→ **Given instruction**
Copy the items from the line with "plot-border: [51, 39, 617, 244]" up to and including the line with "x-tick-label: 00:48: [178, 250, 208, 261]", keeping every character as it appears.

→ **Records for the exercise**
● ● ● ● ● ● ●

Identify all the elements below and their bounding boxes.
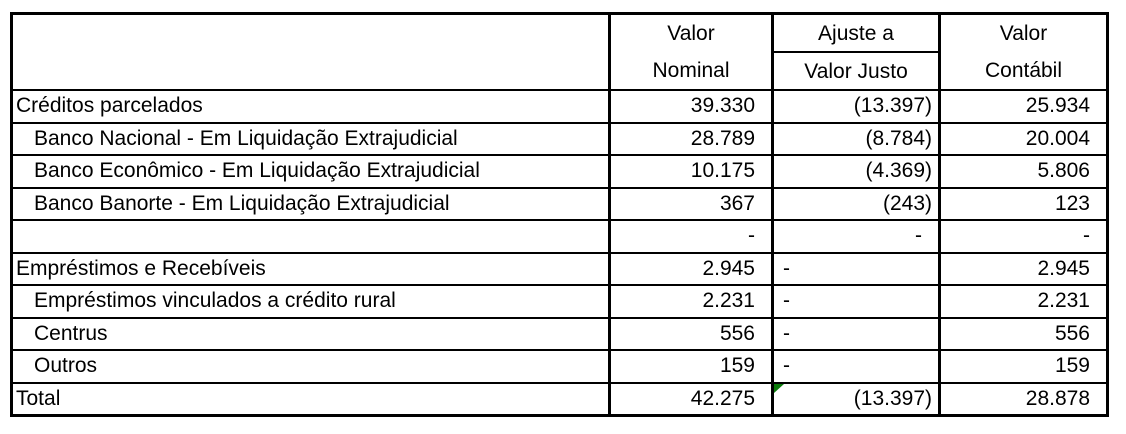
- header-valor-contabil: Valor Contábil: [938, 12, 1109, 91]
- ajuste-valor-justo-cell: (8.784): [771, 121, 941, 156]
- ajuste-valor-justo-cell: (13.397): [771, 381, 941, 417]
- header-valor-contabil-line1: Valor: [999, 22, 1048, 45]
- table-body: Créditos parcelados 39.330 (13.397) 25.9…: [10, 89, 1109, 417]
- row-label-cell: Banco Econômico - Em Liquidação Extrajud…: [10, 154, 611, 189]
- valor-nominal-cell: 10.175: [608, 154, 774, 189]
- table-row: Banco Banorte - Em Liquidação Extrajudic…: [10, 186, 1109, 221]
- table-row: Créditos parcelados 39.330 (13.397) 25.9…: [10, 89, 1109, 124]
- row-label-cell: Créditos parcelados: [10, 89, 611, 124]
- valor-contabil-cell: 20.004: [938, 121, 1109, 156]
- ajuste-valor-justo-cell: -: [771, 316, 941, 351]
- header-valor-contabil-line2: Contábil: [984, 59, 1063, 82]
- valor-contabil-cell: 5.806: [938, 154, 1109, 189]
- fair-value-adjustment-table: Valor Nominal Ajuste a Valor Contábil Va…: [10, 12, 1109, 417]
- table-header: Valor Nominal Ajuste a Valor Contábil Va…: [10, 12, 1109, 91]
- row-label-cell: Total: [10, 381, 611, 417]
- valor-nominal-cell: 28.789: [608, 121, 774, 156]
- row-label-cell: Banco Banorte - Em Liquidação Extrajudic…: [10, 186, 611, 221]
- valor-nominal-cell: 367: [608, 186, 774, 221]
- ajuste-valor-justo-cell: (4.369): [771, 154, 941, 189]
- table-row: Centrus 556 - 556: [10, 316, 1109, 351]
- valor-nominal-cell: 2.945: [608, 251, 774, 286]
- header-label-cell: [10, 12, 611, 91]
- row-label-cell: Empréstimos e Recebíveis: [10, 251, 611, 286]
- header-ajuste-line2: Valor Justo: [771, 51, 941, 91]
- valor-nominal-cell: 39.330: [608, 89, 774, 124]
- table-row: Total 42.275 (13.397) 28.878: [10, 381, 1109, 417]
- header-ajuste-line1: Ajuste a: [771, 12, 941, 53]
- header-valor-nominal: Valor Nominal: [608, 12, 774, 91]
- row-label-cell: Centrus: [10, 316, 611, 351]
- header-valor-nominal-line1: Valor: [667, 22, 715, 45]
- row-label-cell: [10, 219, 611, 254]
- valor-contabil-cell: 123: [938, 186, 1109, 221]
- valor-nominal-cell: 42.275: [608, 381, 774, 417]
- valor-contabil-cell: 25.934: [938, 89, 1109, 124]
- valor-nominal-cell: 2.231: [608, 284, 774, 319]
- valor-contabil-cell: 2.945: [938, 251, 1109, 286]
- valor-contabil-cell: 159: [938, 349, 1109, 384]
- financial-table-container: Valor Nominal Ajuste a Valor Contábil Va…: [10, 12, 1109, 417]
- table-row: Banco Econômico - Em Liquidação Extrajud…: [10, 154, 1109, 189]
- ajuste-valor-justo-cell: (243): [771, 186, 941, 221]
- header-valor-nominal-line2: Nominal: [652, 59, 730, 82]
- valor-contabil-cell: 2.231: [938, 284, 1109, 319]
- table-row: Empréstimos e Recebíveis 2.945 - 2.945: [10, 251, 1109, 286]
- ajuste-valor-justo-cell: -: [771, 219, 941, 254]
- row-label-cell: Empréstimos vinculados a crédito rural: [10, 284, 611, 319]
- valor-nominal-cell: 159: [608, 349, 774, 384]
- table-row: Banco Nacional - Em Liquidação Extrajudi…: [10, 121, 1109, 156]
- table-row: Empréstimos vinculados a crédito rural 2…: [10, 284, 1109, 319]
- table-row: - - -: [10, 219, 1109, 254]
- ajuste-valor-justo-cell: (13.397): [771, 89, 941, 124]
- valor-contabil-cell: 28.878: [938, 381, 1109, 417]
- valor-contabil-cell: 556: [938, 316, 1109, 351]
- table-row: Outros 159 - 159: [10, 349, 1109, 384]
- row-label-cell: Outros: [10, 349, 611, 384]
- ajuste-valor-justo-cell: -: [771, 349, 941, 384]
- ajuste-valor-justo-cell: -: [771, 284, 941, 319]
- excel-error-marker-icon: [775, 384, 784, 393]
- ajuste-valor-justo-cell: -: [771, 251, 941, 286]
- valor-nominal-cell: 556: [608, 316, 774, 351]
- valor-contabil-cell: -: [938, 219, 1109, 254]
- valor-nominal-cell: -: [608, 219, 774, 254]
- row-label-cell: Banco Nacional - Em Liquidação Extrajudi…: [10, 121, 611, 156]
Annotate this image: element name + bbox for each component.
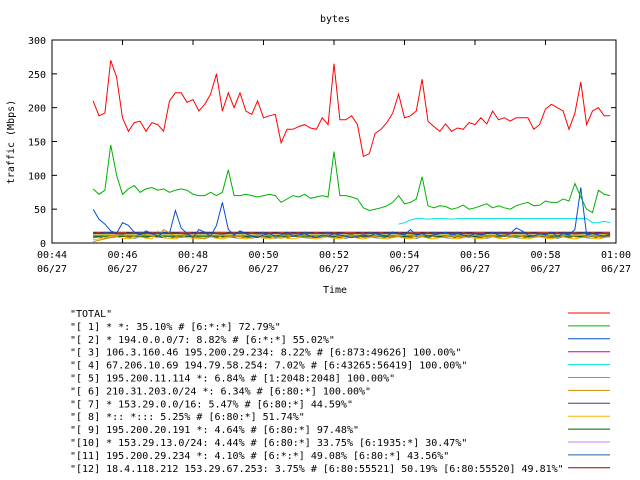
plot-border: [51, 39, 617, 244]
x-tick-date-label: 06/27: [107, 264, 137, 275]
legend-label-5: "[ 5] 195.200.11.114 *: 6.84% # [1:2048:…: [70, 374, 395, 385]
legend-label-11: "[11] 195.200.29.234 *: 4.10% # [6:*:*] …: [70, 451, 449, 462]
x-tick-label: 00:48: [178, 250, 208, 261]
legend-label-8: "[ 8] *:: *::: 5.25% # [6:80:*] 51.74%": [70, 412, 305, 423]
legend-label-7: "[ 7] * 153.29.0.0/16: 5.47% # [6:80:*] …: [70, 399, 353, 410]
series-line-4: [398, 218, 611, 225]
x-tick-label: 00:56: [460, 250, 490, 261]
series-line-2: [92, 187, 611, 239]
legend-label-9: "[ 9] 195.200.20.191 *: 4.64% # [6:80:*]…: [70, 425, 359, 436]
y-tick-label: 100: [28, 171, 46, 182]
x-tick-date-label: 06/27: [460, 264, 490, 275]
legend-label-3: "[ 3] 106.3.160.46 195.200.29.234: 8.22%…: [70, 348, 461, 359]
x-tick-date-label: 06/27: [389, 264, 419, 275]
legend-label-4: "[ 4] 67.206.10.69 194.79.58.254: 7.02% …: [70, 361, 467, 372]
x-tick-label: 00:46: [107, 250, 137, 261]
legend-label-2: "[ 2] * 194.0.0.0/7: 8.82% # [6:*:*] 55.…: [70, 335, 335, 346]
chart-title: bytes: [320, 14, 350, 25]
y-axis-label: traffic (Mbps): [6, 100, 17, 184]
y-tick-label: 200: [28, 104, 46, 115]
legend-label-6: "[ 6] 210.31.203.0/24 *: 6.34% # [6:80:*…: [70, 386, 371, 397]
legend-label-12: "[12] 18.4.118.212 153.29.67.253: 3.75% …: [70, 464, 564, 475]
x-tick-date-label: 06/27: [601, 264, 631, 275]
plot-area: [92, 60, 611, 243]
legend-label-1: "[ 1] * *: 35.10% # [6:*:*] 72.79%": [70, 322, 281, 333]
x-tick-date-label: 06/27: [248, 264, 278, 275]
y-tick-label: 50: [34, 205, 46, 216]
x-tick-label: 00:52: [319, 250, 349, 261]
series-line-0: [92, 60, 611, 158]
x-tick-date-label: 06/27: [178, 264, 208, 275]
x-tick-date-label: 06/27: [37, 264, 67, 275]
x-tick-label: 00:58: [530, 250, 560, 261]
y-tick-label: 0: [40, 239, 46, 250]
x-tick-label: 00:54: [389, 250, 419, 261]
x-tick-date-label: 06/27: [530, 264, 560, 275]
series-line-6: [92, 228, 611, 243]
y-tick-label: 300: [28, 36, 46, 47]
x-tick-date-label: 06/27: [319, 264, 349, 275]
series-line-1: [92, 144, 611, 214]
x-tick-label: 01:00: [601, 250, 631, 261]
y-tick-label: 150: [28, 138, 46, 149]
legend: "TOTAL" "[ 1] * *: 35.10% # [6:*:*] 72.79…: [70, 309, 610, 475]
legend-label-10: "[10] * 153.29.13.0/24: 4.44% # [6:80:*]…: [70, 438, 467, 449]
y-tick-label: 250: [28, 70, 46, 81]
x-axis-label: Time: [323, 285, 347, 296]
legend-label-0: "TOTAL": [70, 309, 112, 320]
x-tick-label: 00:50: [248, 250, 278, 261]
axes: 0 50 100 150 200 250 300 00:44 06/27 00:46 06/27 00…: [28, 36, 631, 275]
x-tick-label: 00:44: [37, 250, 67, 261]
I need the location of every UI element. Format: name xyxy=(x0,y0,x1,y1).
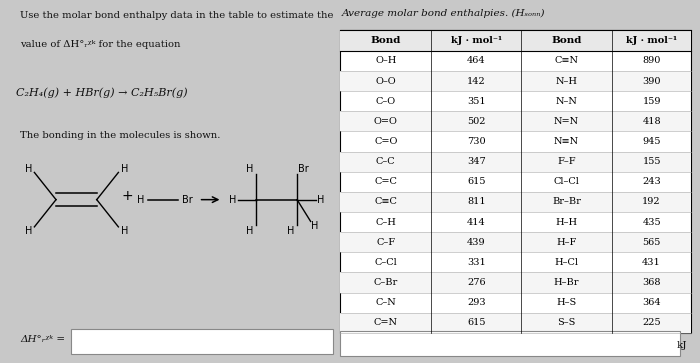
Text: H: H xyxy=(246,225,253,236)
Text: C–N: C–N xyxy=(375,298,396,307)
Text: kJ · mol⁻¹: kJ · mol⁻¹ xyxy=(626,36,677,45)
Text: H–F: H–F xyxy=(556,238,577,247)
Text: 464: 464 xyxy=(467,56,486,65)
Text: C₂H₄(g) + HBr(g) → C₂H₅Br(g): C₂H₄(g) + HBr(g) → C₂H₅Br(g) xyxy=(16,87,188,98)
Bar xyxy=(340,313,691,333)
Text: +: + xyxy=(122,189,133,203)
Text: ΔH°ᵣᵡᵏ =: ΔH°ᵣᵡᵏ = xyxy=(20,335,66,344)
Text: 565: 565 xyxy=(643,238,661,247)
Text: F–F: F–F xyxy=(557,157,576,166)
Text: C≡C: C≡C xyxy=(374,197,397,207)
Text: H–Cl: H–Cl xyxy=(554,258,579,267)
Bar xyxy=(340,30,691,51)
Text: 414: 414 xyxy=(467,217,486,227)
Text: H: H xyxy=(121,164,128,174)
Text: 811: 811 xyxy=(467,197,486,207)
Text: 368: 368 xyxy=(643,278,661,287)
Text: C–C: C–C xyxy=(376,157,396,166)
Bar xyxy=(340,30,691,333)
Text: 155: 155 xyxy=(643,157,661,166)
Text: C=N: C=N xyxy=(374,318,398,327)
Text: O–O: O–O xyxy=(375,77,396,86)
Text: 351: 351 xyxy=(467,97,486,106)
Text: Br: Br xyxy=(183,195,193,205)
Text: H: H xyxy=(25,225,32,236)
Text: 890: 890 xyxy=(643,56,661,65)
Bar xyxy=(340,152,691,172)
Text: 243: 243 xyxy=(642,177,661,186)
Text: 502: 502 xyxy=(467,117,485,126)
Text: kJ: kJ xyxy=(677,342,687,350)
Text: C≡N: C≡N xyxy=(554,56,579,65)
Text: 276: 276 xyxy=(467,278,486,287)
Text: Average molar bond enthalpies. (Hₛₒₙₙ): Average molar bond enthalpies. (Hₛₒₙₙ) xyxy=(342,9,545,18)
Text: O–H: O–H xyxy=(375,56,396,65)
Text: O=O: O=O xyxy=(374,117,398,126)
Text: 331: 331 xyxy=(467,258,486,267)
Text: 615: 615 xyxy=(467,318,485,327)
Text: 435: 435 xyxy=(643,217,661,227)
Text: 945: 945 xyxy=(643,137,661,146)
Text: 192: 192 xyxy=(643,197,661,207)
Text: C=C: C=C xyxy=(374,177,397,186)
Text: N≡N: N≡N xyxy=(554,137,579,146)
Text: 418: 418 xyxy=(643,117,661,126)
Text: 225: 225 xyxy=(643,318,661,327)
Text: S–S: S–S xyxy=(557,318,576,327)
Text: C=O: C=O xyxy=(374,137,398,146)
Text: N=N: N=N xyxy=(554,117,579,126)
Text: H: H xyxy=(25,164,32,174)
Bar xyxy=(71,329,332,354)
Text: 390: 390 xyxy=(643,77,661,86)
Bar xyxy=(340,192,691,212)
Text: Bond: Bond xyxy=(370,36,401,45)
Text: The bonding in the molecules is shown.: The bonding in the molecules is shown. xyxy=(20,131,220,140)
Text: H: H xyxy=(121,225,128,236)
Text: 615: 615 xyxy=(467,177,485,186)
Text: H: H xyxy=(229,195,236,205)
Text: 293: 293 xyxy=(467,298,486,307)
Text: 364: 364 xyxy=(643,298,661,307)
Text: C–F: C–F xyxy=(376,238,396,247)
Text: H: H xyxy=(136,195,144,205)
Bar xyxy=(340,331,680,356)
Text: C–O: C–O xyxy=(376,97,396,106)
Text: H: H xyxy=(246,164,253,174)
Bar xyxy=(340,272,691,293)
Text: C–H: C–H xyxy=(375,217,396,227)
Text: H–Br: H–Br xyxy=(554,278,580,287)
Text: H: H xyxy=(317,195,325,205)
Text: Bond: Bond xyxy=(552,36,582,45)
Text: 730: 730 xyxy=(467,137,486,146)
Bar xyxy=(340,111,691,131)
Text: Cl–Cl: Cl–Cl xyxy=(554,177,580,186)
Text: C–Br: C–Br xyxy=(374,278,398,287)
Text: N–H: N–H xyxy=(556,77,578,86)
Text: Use the molar bond enthalpy data in the table to estimate the: Use the molar bond enthalpy data in the … xyxy=(20,11,334,20)
Text: 431: 431 xyxy=(642,258,661,267)
Text: value of ΔH°ᵣᵡᵏ for the equation: value of ΔH°ᵣᵡᵏ for the equation xyxy=(20,40,181,49)
Text: H–H: H–H xyxy=(556,217,578,227)
Text: H: H xyxy=(286,225,294,236)
Text: 142: 142 xyxy=(467,77,486,86)
Text: Br: Br xyxy=(298,164,309,174)
Text: H–S: H–S xyxy=(556,298,577,307)
Text: H: H xyxy=(311,221,318,231)
Bar xyxy=(340,71,691,91)
Text: 347: 347 xyxy=(467,157,486,166)
Text: N–N: N–N xyxy=(556,97,578,106)
Text: 159: 159 xyxy=(643,97,661,106)
Text: 439: 439 xyxy=(467,238,486,247)
Bar xyxy=(340,232,691,252)
Text: kJ · mol⁻¹: kJ · mol⁻¹ xyxy=(451,36,502,45)
Text: C–Cl: C–Cl xyxy=(374,258,397,267)
Text: Br–Br: Br–Br xyxy=(552,197,581,207)
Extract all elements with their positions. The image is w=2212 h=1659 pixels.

● ● ● ● ● ● ●

→ **The response**
plot-border: [51, 39, 617, 244]
x-tick-date-label: 06/27: [107, 264, 137, 275]
legend-label-5: "[ 5] 195.200.11.114 *: 6.84% # [1:2048:…: [70, 374, 395, 385]
legend-label-11: "[11] 195.200.29.234 *: 4.10% # [6:*:*] …: [70, 451, 449, 462]
x-tick-label: 00:48: [178, 250, 208, 261]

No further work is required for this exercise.